Material:
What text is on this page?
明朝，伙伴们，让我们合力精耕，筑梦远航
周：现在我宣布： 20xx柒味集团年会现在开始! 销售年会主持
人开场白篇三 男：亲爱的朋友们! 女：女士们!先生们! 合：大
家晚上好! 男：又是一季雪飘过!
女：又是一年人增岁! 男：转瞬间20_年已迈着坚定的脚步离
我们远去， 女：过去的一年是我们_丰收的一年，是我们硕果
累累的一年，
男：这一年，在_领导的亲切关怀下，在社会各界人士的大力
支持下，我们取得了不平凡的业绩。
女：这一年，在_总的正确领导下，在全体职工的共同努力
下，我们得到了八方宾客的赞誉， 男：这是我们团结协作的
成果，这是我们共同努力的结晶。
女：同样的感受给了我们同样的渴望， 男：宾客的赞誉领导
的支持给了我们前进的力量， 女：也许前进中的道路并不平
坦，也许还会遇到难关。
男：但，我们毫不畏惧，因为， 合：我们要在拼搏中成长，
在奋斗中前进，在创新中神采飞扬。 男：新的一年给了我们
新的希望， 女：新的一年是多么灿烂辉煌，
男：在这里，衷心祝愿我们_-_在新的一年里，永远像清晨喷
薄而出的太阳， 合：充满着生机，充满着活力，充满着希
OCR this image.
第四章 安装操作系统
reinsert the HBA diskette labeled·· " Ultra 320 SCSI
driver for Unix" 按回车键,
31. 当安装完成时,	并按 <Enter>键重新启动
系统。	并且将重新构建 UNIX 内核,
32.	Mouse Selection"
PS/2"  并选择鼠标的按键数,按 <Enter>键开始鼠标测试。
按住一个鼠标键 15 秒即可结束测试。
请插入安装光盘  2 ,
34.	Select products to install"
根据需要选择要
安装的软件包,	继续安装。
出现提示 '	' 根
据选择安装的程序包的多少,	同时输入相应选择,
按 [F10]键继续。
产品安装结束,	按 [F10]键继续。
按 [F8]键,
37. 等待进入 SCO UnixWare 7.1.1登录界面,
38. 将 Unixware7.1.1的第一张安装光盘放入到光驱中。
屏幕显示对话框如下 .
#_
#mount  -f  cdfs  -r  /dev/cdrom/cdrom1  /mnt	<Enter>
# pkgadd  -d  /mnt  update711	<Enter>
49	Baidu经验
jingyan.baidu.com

Task to complete:
Copy all the records above exactly, missing none.

Solution to this task:
What text is on this page?
明朝，伙伴们，让我们合力精耕，筑梦远航
周：现在我宣布： 20xx柒味集团年会现在开始! 销售年会主持
人开场白篇三 男：亲爱的朋友们! 女：女士们!先生们! 合：大
家晚上好! 男：又是一季雪飘过!
女：又是一年人增岁! 男：转瞬间20_年已迈着坚定的脚步离
我们远去， 女：过去的一年是我们_丰收的一年，是我们硕果
累累的一年，
男：这一年，在_领导的亲切关怀下，在社会各界人士的大力
支持下，我们取得了不平凡的业绩。
女：这一年，在_总的正确领导下，在全体职工的共同努力
下，我们得到了八方宾客的赞誉， 男：这是我们团结协作的
成果，这是我们共同努力的结晶。
女：同样的感受给了我们同样的渴望， 男：宾客的赞誉领导
的支持给了我们前进的力量， 女：也许前进中的道路并不平
坦，也许还会遇到难关。
男：但，我们毫不畏惧，因为， 合：我们要在拼搏中成长，
在奋斗中前进，在创新中神采飞扬。 男：新的一年给了我们
新的希望， 女：新的一年是多么灿烂辉煌，
男：在这里，衷心祝愿我们_-_在新的一年里，永远像清晨喷
薄而出的太阳， 合：充满着生机，充满着活力，充满着希
OCR this image.
第四章 安装操作系统
reinsert the HBA diskette labeled·· " Ultra 320 SCSI
driver for Unix" 按回车键,
31. 当安装完成时,	并按 <Enter>键重新启动
系统。	并且将重新构建 UNIX 内核,
32.	Mouse Selection"
PS/2"  并选择鼠标的按键数,按 <Enter>键开始鼠标测试。
按住一个鼠标键 15 秒即可结束测试。
请插入安装光盘  2 ,
34.	Select products to install"
根据需要选择要
安装的软件包,	继续安装。
出现提示 '	' 根
据选择安装的程序包的多少,	同时输入相应选择,
按 [F10]键继续。
产品安装结束,	按 [F10]键继续。
按 [F8]键,
37. 等待进入 SCO UnixWare 7.1.1登录界面,
38. 将 Unixware7.1.1的第一张安装光盘放入到光驱中。
屏幕显示对话框如下 .
#_
#mount  -f  cdfs  -r  /dev/cdrom/cdrom1  /mnt	<Enter>
# pkgadd  -d  /mnt  update711	<Enter>
49	Baidu经验
jingyan.baidu.com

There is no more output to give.